■ STATED TASK
Copy each line that contains the word "output".

■ RECORDS
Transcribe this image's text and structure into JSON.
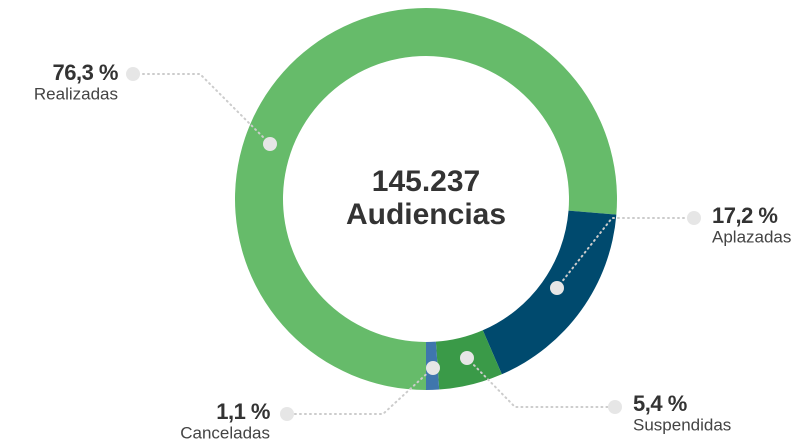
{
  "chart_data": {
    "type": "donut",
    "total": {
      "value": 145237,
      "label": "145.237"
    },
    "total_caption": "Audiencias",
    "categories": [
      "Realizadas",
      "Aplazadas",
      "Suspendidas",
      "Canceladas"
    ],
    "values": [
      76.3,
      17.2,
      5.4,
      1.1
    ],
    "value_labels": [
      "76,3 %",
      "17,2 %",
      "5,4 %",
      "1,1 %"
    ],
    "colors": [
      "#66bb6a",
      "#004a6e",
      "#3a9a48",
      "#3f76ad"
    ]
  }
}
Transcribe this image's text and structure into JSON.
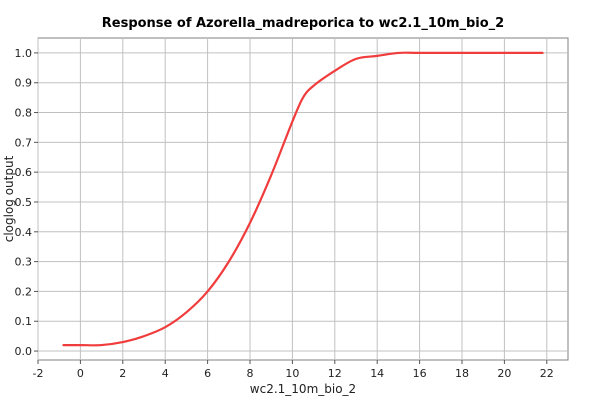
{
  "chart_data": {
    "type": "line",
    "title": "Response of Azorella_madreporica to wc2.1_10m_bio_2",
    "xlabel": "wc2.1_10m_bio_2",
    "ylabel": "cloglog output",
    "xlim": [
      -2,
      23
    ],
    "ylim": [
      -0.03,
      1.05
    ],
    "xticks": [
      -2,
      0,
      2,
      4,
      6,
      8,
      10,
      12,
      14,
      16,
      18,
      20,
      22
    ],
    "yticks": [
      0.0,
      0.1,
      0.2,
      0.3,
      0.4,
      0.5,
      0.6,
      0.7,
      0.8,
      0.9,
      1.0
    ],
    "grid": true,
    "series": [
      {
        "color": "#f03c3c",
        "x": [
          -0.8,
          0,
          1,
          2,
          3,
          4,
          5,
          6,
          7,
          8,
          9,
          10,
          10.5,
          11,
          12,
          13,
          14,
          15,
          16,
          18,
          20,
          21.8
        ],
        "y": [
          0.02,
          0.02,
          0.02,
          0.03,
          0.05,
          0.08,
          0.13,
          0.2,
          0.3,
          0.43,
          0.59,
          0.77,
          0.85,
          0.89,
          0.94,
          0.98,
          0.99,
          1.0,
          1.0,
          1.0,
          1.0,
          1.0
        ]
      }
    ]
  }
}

--

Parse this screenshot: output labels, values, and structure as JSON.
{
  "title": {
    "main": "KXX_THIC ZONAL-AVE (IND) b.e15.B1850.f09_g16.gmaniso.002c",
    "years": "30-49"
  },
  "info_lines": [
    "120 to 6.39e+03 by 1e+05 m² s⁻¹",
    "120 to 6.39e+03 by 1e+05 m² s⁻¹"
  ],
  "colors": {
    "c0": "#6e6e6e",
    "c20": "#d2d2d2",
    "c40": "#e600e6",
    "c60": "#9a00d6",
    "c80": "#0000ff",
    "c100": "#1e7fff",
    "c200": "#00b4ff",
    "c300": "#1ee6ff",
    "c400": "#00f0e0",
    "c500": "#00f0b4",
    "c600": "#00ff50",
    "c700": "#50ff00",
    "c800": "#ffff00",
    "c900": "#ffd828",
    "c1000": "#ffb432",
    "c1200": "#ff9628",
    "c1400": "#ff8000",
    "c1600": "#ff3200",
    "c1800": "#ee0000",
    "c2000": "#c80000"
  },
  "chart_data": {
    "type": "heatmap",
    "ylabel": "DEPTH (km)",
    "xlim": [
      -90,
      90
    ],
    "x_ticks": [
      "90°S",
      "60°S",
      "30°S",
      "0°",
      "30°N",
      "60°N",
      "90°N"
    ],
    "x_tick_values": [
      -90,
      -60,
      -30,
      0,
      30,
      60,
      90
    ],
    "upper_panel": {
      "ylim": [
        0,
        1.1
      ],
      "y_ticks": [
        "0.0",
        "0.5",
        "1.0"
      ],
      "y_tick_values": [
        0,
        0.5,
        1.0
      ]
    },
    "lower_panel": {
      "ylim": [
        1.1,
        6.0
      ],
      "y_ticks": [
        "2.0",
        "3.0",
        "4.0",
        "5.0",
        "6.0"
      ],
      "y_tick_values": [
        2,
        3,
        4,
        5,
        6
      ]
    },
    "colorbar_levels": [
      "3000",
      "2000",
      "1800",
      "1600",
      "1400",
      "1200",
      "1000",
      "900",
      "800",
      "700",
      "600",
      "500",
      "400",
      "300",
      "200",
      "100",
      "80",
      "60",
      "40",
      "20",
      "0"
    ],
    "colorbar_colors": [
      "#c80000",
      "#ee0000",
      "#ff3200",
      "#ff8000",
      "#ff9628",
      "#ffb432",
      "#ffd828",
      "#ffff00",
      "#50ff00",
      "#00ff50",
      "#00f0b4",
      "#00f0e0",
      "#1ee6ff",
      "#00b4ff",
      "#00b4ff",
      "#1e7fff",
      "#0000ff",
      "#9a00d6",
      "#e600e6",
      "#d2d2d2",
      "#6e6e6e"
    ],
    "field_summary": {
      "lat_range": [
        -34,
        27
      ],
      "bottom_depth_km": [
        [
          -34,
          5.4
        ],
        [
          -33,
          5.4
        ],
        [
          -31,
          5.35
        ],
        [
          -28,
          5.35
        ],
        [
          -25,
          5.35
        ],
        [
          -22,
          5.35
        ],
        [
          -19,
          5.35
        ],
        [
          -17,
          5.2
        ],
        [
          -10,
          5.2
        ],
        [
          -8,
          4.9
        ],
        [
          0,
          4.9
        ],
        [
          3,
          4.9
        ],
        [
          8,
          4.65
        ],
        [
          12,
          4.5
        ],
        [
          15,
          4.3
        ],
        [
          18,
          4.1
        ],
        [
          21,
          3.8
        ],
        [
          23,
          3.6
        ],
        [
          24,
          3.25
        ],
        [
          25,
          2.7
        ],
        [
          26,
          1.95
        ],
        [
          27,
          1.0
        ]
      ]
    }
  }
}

■ COMPLETE ANSWER
    "ylabel": "cloglog output",
Parse this screenshot: output labels, values, and structure as JSON.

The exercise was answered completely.